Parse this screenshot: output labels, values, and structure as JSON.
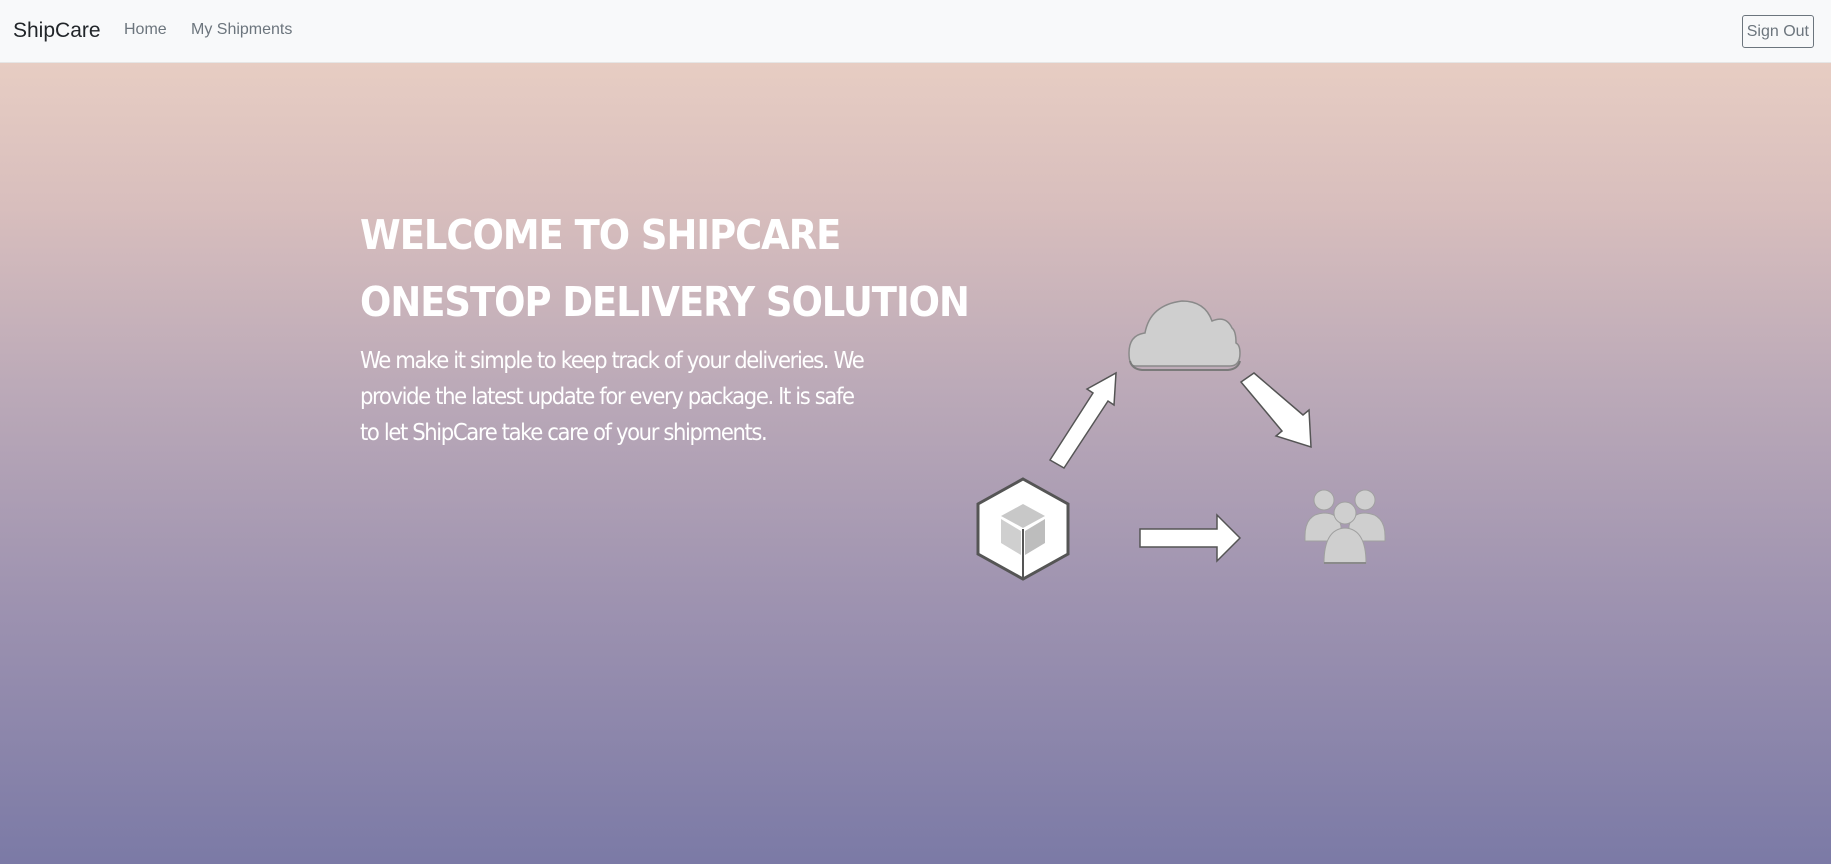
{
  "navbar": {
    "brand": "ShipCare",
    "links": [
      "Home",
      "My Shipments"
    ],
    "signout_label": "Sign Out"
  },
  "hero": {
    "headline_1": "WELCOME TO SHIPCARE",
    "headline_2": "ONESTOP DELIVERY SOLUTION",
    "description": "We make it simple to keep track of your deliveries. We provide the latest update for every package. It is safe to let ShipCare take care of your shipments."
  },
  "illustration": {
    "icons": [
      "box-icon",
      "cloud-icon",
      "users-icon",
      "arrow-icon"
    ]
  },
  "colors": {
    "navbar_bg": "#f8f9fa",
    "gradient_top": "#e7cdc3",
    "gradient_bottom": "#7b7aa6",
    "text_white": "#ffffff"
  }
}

--

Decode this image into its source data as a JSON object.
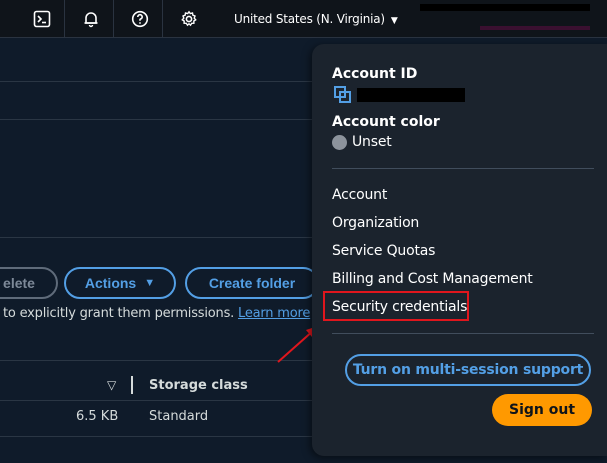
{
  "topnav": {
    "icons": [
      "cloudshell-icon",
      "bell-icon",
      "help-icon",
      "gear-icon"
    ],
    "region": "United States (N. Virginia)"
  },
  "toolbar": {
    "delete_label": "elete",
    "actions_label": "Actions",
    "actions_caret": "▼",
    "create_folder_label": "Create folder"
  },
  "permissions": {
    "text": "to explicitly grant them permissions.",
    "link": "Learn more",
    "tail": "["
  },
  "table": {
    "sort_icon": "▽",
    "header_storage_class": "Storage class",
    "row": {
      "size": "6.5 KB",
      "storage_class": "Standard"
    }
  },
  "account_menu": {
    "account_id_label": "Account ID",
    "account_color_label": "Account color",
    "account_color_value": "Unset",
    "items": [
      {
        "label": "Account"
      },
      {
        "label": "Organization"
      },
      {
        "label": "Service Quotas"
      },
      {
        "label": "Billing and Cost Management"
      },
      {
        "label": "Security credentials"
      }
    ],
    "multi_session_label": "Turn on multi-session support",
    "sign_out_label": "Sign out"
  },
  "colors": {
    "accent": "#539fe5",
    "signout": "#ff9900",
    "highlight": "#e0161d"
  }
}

◆ The exercise:
Pick out the lines that include the word "permissions" and write them out.

◆ Response:
  "permissions": {
    "text": "to explicitly grant them permissions.",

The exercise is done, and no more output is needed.